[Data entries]
◆ ◆ ◆ ◆

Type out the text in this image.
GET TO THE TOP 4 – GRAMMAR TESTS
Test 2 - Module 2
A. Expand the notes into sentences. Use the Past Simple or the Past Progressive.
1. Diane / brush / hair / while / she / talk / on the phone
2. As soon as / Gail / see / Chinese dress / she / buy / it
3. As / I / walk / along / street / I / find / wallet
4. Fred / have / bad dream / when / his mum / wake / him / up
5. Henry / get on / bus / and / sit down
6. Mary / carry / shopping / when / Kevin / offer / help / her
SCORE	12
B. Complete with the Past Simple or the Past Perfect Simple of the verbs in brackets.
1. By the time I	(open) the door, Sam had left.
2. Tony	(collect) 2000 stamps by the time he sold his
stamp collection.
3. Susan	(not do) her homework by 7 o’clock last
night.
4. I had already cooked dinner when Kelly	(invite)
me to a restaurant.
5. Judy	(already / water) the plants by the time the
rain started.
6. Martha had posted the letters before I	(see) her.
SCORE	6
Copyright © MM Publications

◆ ◆ ◆ ◆

-- The task --
Transcribe every line of the data, exactly as it stands.

-- Correct response --
Type out the text in this image.
GET TO THE TOP 4 – GRAMMAR TESTS
Test 2 - Module 2
A. Expand the notes into sentences. Use the Past Simple or the Past Progressive.
1. Diane / brush / hair / while / she / talk / on the phone
2. As soon as / Gail / see / Chinese dress / she / buy / it
3. As / I / walk / along / street / I / find / wallet
4. Fred / have / bad dream / when / his mum / wake / him / up
5. Henry / get on / bus / and / sit down
6. Mary / carry / shopping / when / Kevin / offer / help / her
SCORE	12
B. Complete with the Past Simple or the Past Perfect Simple of the verbs in brackets.
1. By the time I	(open) the door, Sam had left.
2. Tony	(collect) 2000 stamps by the time he sold his
stamp collection.
3. Susan	(not do) her homework by 7 o’clock last
night.
4. I had already cooked dinner when Kelly	(invite)
me to a restaurant.
5. Judy	(already / water) the plants by the time the
rain started.
6. Martha had posted the letters before I	(see) her.
SCORE	6
Copyright © MM Publications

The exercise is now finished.